**Dataset excerpts**:
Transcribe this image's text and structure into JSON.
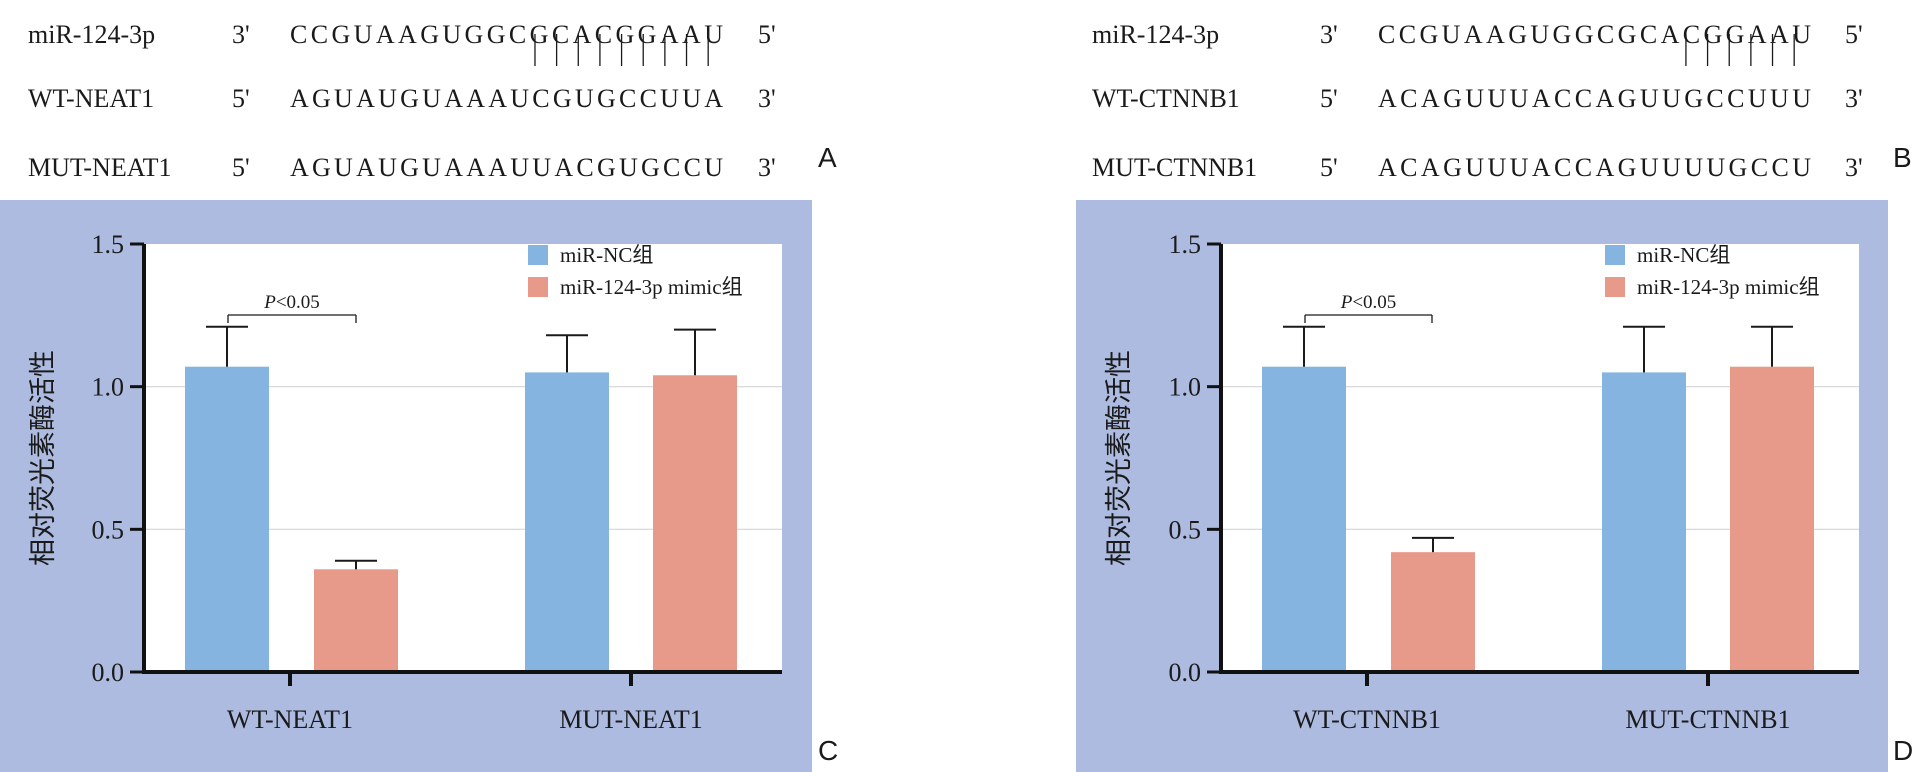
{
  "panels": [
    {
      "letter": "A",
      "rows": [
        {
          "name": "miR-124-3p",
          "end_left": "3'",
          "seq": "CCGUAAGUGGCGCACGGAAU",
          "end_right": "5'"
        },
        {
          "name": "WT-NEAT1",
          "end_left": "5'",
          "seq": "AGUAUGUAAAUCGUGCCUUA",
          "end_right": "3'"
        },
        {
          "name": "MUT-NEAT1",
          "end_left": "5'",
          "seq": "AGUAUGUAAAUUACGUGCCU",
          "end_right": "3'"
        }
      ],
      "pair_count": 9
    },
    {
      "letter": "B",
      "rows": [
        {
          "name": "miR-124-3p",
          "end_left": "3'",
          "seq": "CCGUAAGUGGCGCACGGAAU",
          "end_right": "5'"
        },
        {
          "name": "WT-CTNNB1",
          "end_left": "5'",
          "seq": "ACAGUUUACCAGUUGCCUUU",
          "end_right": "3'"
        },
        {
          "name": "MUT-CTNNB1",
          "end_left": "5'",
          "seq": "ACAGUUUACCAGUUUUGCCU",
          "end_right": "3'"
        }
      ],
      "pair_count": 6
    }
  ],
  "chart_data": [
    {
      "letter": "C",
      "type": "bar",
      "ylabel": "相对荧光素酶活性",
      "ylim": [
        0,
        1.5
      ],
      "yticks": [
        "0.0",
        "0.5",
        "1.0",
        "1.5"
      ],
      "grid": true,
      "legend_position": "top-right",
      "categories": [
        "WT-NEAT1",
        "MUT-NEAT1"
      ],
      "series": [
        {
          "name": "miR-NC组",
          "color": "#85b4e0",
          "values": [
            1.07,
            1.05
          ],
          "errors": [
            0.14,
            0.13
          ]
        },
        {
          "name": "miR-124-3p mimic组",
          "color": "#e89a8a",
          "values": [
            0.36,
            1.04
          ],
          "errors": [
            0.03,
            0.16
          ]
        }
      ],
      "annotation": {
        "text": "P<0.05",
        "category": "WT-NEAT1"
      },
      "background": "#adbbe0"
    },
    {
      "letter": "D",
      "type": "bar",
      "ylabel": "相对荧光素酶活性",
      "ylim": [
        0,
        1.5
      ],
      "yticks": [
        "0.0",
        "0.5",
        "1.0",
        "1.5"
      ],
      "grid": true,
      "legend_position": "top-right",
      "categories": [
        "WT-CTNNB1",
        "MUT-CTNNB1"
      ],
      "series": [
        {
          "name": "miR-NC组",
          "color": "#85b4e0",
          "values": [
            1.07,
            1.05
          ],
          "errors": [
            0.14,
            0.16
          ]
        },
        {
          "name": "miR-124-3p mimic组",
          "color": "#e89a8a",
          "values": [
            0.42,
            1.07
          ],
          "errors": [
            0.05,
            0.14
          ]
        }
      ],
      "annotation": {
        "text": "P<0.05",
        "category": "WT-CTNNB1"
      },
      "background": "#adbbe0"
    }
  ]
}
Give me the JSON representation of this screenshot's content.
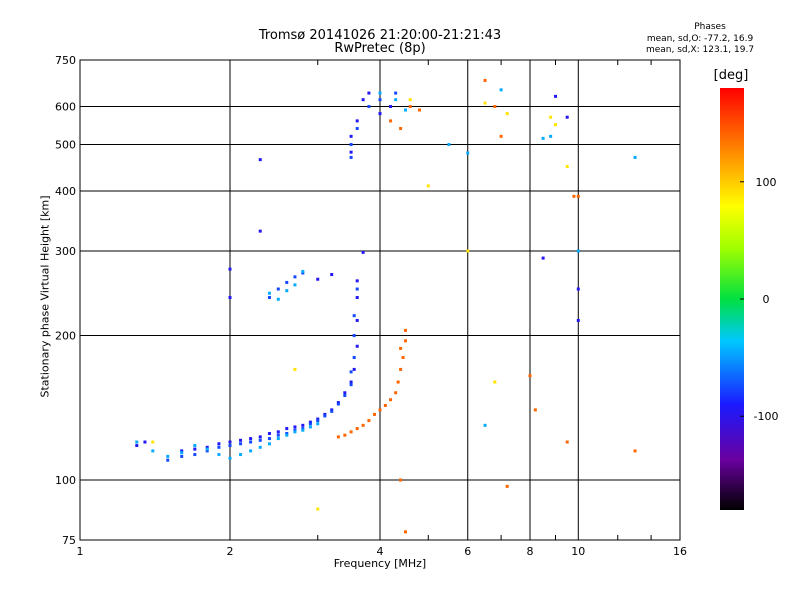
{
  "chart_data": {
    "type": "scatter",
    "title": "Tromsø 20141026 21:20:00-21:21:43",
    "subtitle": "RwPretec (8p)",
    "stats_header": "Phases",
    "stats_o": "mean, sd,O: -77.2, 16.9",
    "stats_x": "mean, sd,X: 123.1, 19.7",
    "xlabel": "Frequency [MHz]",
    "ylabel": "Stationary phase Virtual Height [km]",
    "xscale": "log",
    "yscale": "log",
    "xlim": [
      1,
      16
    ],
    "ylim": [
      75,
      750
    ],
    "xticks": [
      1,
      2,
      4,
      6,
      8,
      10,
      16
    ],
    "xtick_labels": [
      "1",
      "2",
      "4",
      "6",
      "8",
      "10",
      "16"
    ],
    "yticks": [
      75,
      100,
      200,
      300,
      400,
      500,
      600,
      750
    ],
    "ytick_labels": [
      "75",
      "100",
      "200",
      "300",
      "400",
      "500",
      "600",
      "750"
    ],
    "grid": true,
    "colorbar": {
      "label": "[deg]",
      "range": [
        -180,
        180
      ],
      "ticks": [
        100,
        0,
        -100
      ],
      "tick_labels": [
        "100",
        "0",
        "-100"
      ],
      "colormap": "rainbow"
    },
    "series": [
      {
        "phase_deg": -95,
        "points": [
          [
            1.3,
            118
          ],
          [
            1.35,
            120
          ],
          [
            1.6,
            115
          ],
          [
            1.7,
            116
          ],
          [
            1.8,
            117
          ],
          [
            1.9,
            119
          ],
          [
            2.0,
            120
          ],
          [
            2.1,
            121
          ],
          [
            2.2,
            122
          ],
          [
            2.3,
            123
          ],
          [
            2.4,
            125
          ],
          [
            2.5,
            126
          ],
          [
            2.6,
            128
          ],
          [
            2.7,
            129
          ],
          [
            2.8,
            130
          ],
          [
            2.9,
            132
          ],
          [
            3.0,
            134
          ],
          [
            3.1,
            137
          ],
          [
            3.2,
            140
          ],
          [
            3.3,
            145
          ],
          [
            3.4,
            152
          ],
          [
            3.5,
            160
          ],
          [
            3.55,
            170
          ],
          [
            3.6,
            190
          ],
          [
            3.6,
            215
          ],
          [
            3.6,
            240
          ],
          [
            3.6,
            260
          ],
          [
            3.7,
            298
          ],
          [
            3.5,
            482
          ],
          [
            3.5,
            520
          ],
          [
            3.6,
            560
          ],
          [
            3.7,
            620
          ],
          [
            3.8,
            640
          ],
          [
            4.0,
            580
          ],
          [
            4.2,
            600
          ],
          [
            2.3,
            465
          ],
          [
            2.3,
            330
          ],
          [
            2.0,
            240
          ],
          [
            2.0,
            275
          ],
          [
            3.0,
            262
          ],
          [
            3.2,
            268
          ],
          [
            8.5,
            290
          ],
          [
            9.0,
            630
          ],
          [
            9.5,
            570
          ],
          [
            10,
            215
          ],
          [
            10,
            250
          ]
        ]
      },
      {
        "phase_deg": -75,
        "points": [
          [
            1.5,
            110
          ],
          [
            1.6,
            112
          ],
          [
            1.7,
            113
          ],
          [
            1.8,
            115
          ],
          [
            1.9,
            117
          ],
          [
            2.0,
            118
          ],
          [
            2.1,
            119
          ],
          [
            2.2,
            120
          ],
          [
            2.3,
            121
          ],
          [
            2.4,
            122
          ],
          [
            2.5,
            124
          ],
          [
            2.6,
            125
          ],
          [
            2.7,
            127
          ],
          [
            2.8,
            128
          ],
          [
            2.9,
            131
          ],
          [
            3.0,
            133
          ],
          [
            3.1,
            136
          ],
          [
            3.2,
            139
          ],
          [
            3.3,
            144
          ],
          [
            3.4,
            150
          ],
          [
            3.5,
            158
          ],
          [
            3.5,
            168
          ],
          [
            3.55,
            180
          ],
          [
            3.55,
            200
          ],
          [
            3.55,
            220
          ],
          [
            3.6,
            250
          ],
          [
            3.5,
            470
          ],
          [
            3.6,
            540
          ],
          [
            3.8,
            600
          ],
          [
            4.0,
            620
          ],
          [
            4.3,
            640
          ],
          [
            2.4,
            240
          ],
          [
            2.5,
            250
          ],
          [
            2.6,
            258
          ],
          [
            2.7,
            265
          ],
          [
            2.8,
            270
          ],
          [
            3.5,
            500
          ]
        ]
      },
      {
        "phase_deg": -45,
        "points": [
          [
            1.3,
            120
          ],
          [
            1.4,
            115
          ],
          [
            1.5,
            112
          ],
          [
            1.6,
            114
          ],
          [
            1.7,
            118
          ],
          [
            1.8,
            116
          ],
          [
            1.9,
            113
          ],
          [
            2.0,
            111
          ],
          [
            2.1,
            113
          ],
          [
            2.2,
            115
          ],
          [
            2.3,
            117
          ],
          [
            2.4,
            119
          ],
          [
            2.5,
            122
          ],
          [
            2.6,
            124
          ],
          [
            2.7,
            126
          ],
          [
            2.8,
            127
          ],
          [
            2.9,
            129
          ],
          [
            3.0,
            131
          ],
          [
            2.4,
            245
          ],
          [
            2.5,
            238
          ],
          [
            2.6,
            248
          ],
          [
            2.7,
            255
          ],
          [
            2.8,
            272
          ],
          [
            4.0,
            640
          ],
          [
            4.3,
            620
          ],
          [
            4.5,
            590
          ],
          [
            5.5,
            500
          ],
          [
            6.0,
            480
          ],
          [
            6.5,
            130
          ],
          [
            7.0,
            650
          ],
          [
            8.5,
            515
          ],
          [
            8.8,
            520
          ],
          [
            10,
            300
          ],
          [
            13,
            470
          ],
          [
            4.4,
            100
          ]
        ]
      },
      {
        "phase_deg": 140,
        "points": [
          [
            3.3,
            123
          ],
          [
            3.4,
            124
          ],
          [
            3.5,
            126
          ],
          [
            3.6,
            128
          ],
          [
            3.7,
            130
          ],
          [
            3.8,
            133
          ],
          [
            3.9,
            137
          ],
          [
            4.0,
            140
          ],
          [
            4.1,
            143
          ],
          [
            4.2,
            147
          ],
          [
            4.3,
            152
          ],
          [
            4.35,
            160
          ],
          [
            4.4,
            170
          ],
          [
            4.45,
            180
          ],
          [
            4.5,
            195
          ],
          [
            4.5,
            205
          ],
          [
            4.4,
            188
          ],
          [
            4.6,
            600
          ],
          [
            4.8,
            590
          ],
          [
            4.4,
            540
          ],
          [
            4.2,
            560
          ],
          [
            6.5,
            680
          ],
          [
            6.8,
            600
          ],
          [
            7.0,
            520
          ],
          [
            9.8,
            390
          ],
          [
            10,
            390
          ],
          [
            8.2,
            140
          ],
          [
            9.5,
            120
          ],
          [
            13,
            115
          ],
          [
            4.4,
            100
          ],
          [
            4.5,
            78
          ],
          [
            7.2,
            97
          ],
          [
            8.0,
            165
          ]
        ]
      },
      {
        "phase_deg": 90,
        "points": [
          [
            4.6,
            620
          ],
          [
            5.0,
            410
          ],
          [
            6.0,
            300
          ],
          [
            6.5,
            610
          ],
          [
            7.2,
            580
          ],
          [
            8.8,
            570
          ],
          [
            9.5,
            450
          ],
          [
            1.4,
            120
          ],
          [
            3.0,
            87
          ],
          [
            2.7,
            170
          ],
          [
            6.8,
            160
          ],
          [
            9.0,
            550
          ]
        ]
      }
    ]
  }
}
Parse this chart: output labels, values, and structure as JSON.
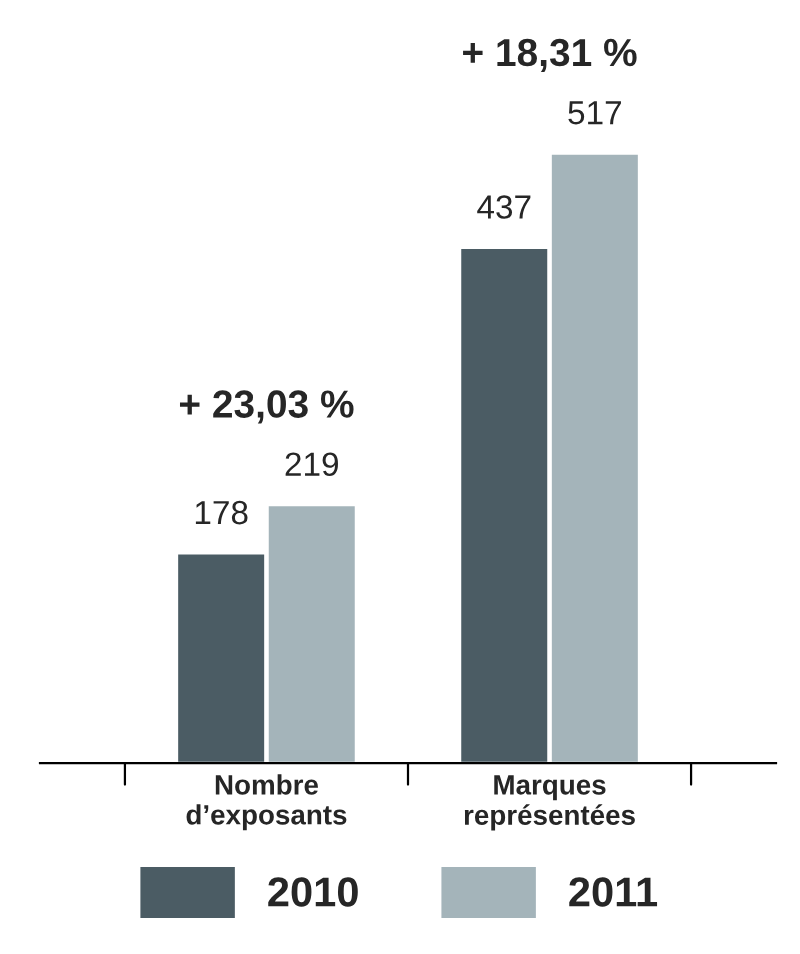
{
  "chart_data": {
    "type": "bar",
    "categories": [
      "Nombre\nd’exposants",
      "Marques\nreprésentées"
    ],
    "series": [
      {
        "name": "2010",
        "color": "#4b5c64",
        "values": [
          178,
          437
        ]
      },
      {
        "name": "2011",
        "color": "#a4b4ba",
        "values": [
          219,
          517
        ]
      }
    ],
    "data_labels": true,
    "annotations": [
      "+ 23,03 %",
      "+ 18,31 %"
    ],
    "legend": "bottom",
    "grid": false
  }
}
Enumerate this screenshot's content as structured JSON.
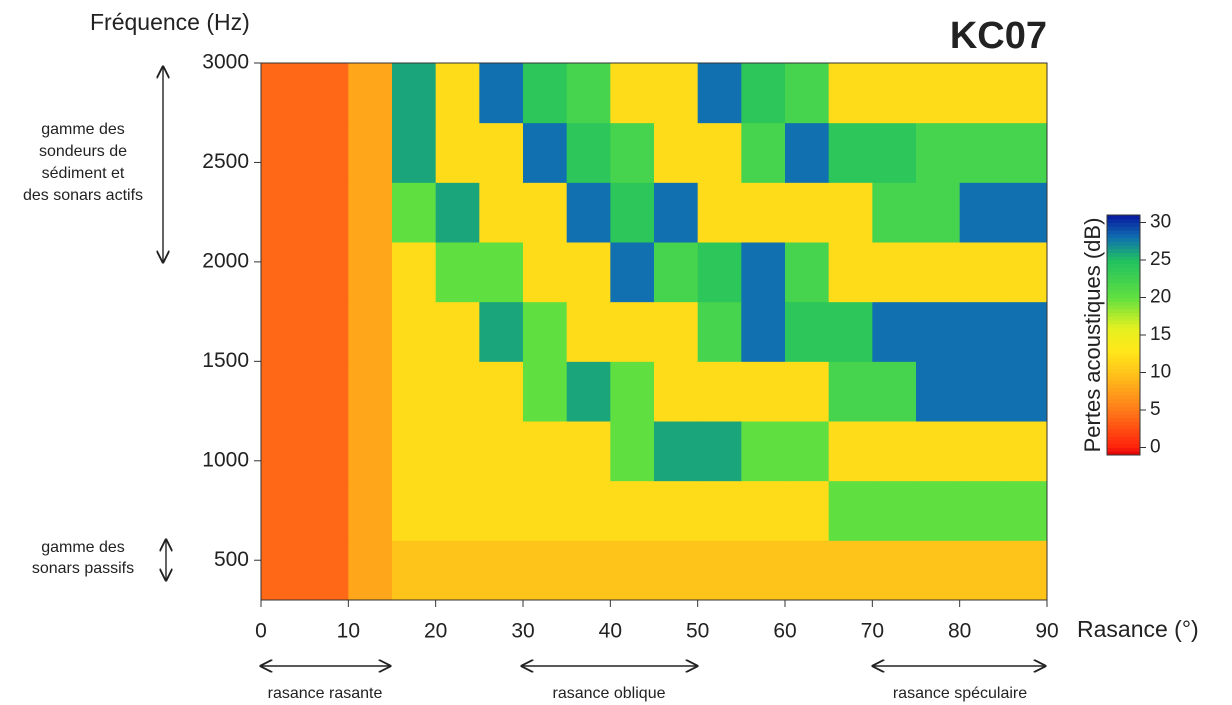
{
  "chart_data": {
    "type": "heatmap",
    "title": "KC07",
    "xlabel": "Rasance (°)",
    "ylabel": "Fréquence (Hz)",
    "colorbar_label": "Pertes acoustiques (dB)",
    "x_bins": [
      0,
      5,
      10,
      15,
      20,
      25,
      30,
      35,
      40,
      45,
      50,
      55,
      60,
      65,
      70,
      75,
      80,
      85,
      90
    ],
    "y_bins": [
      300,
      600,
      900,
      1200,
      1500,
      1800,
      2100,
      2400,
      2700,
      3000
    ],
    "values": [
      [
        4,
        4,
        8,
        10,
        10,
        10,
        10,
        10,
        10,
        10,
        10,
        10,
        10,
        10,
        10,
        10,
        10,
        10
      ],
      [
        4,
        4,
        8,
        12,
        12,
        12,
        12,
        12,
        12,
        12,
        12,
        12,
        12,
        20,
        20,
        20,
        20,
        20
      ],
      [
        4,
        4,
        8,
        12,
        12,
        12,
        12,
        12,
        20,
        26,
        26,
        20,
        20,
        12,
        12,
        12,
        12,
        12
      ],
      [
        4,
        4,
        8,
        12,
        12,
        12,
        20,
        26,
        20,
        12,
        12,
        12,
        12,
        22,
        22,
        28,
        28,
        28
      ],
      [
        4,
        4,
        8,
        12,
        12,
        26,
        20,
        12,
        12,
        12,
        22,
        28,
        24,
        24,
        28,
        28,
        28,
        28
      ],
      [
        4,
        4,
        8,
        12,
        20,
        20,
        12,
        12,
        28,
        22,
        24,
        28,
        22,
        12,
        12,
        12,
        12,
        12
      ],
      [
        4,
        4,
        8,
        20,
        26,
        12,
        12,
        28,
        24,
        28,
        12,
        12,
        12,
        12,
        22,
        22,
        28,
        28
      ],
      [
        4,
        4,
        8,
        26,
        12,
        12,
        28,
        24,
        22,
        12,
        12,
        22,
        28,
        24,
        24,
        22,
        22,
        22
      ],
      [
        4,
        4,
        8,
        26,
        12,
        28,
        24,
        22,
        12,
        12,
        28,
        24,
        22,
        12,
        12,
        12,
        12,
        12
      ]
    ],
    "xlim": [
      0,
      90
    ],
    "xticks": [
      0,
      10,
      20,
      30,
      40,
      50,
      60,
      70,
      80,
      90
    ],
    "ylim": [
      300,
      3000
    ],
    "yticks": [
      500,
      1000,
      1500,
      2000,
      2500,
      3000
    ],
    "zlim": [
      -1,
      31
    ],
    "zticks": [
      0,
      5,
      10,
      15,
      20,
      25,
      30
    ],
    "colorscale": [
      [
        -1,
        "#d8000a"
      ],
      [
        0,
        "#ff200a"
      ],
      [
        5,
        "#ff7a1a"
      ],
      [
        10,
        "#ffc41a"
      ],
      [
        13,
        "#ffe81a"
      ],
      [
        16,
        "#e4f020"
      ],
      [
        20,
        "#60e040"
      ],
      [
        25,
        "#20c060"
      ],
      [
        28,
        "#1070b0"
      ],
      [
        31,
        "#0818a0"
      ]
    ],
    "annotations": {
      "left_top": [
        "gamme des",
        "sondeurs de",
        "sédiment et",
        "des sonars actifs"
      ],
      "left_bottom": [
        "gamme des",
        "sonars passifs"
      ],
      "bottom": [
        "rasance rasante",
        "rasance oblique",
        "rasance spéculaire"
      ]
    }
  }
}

**Task**: Look back over the material above and state how many lines hold the word "screenshot". Write the number and nothing else.

**Written response**: 2